RECORDED INFORMATION:
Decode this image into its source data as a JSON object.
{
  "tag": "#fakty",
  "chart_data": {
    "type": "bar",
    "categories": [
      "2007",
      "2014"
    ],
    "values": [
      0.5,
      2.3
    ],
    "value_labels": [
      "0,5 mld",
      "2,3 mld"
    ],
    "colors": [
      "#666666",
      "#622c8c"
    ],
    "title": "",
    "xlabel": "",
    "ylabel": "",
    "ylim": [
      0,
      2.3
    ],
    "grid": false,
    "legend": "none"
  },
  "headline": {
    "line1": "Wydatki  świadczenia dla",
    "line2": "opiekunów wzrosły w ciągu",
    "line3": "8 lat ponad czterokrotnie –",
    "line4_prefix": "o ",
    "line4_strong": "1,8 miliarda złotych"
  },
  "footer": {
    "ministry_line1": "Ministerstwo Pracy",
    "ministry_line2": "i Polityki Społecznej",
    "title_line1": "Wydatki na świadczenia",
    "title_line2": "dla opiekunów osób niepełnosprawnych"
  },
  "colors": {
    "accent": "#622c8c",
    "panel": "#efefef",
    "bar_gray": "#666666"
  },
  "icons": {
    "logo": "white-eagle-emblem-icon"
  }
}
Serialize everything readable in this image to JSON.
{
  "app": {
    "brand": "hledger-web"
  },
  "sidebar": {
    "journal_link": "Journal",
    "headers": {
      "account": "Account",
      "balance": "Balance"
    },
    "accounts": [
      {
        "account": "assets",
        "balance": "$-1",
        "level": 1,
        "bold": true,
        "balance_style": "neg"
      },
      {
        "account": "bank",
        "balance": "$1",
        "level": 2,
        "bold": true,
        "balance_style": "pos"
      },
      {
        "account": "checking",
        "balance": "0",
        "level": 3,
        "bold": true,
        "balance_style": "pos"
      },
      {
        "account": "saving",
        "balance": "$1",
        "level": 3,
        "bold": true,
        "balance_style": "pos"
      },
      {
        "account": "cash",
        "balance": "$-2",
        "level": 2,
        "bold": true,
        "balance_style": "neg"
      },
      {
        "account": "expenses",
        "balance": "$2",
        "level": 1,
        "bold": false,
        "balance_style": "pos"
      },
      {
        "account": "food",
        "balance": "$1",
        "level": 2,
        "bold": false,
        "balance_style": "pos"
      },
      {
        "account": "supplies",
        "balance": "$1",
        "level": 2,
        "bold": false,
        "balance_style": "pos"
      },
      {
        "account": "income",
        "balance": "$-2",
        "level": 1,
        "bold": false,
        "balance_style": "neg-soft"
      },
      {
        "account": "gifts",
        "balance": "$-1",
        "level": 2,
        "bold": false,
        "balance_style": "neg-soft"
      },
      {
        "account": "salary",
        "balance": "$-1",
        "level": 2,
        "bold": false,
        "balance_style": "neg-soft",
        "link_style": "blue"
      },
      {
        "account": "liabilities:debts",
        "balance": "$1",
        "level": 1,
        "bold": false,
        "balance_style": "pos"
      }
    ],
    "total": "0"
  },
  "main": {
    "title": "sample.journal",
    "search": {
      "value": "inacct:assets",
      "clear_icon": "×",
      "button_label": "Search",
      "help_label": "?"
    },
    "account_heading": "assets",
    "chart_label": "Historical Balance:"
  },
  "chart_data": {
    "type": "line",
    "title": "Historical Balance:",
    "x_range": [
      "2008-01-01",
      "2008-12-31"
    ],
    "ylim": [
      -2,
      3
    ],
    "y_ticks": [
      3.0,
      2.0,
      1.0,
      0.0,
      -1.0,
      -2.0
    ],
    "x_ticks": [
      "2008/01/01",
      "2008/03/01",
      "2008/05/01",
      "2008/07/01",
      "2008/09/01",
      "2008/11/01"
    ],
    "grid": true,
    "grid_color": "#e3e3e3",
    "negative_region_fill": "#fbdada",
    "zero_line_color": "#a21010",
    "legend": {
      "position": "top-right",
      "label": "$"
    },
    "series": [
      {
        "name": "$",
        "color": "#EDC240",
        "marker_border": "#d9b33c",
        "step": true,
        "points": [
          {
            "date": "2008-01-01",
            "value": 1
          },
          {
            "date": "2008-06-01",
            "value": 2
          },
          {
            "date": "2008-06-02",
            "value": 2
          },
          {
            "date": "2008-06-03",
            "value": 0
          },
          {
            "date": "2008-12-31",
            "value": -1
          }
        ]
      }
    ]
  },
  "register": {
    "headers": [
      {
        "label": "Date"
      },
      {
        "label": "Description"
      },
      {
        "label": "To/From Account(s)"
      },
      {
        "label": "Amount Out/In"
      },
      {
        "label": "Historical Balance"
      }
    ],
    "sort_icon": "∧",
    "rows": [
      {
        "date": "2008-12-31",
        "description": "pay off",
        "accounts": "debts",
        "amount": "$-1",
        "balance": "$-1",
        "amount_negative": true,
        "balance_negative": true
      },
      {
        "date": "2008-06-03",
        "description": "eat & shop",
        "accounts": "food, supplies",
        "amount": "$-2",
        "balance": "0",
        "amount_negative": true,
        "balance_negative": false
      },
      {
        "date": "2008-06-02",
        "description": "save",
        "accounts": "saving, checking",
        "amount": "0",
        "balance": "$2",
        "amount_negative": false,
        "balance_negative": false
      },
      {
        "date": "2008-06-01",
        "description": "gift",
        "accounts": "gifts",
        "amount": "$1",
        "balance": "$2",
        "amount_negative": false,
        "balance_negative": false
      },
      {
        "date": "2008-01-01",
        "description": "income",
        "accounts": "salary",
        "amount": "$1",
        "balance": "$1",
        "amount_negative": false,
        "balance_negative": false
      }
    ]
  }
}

EXERCISE BRIEF: Count the lines above that contain the word "świadczenia", and reply with only that number.

EXPECTED ANSWER: 2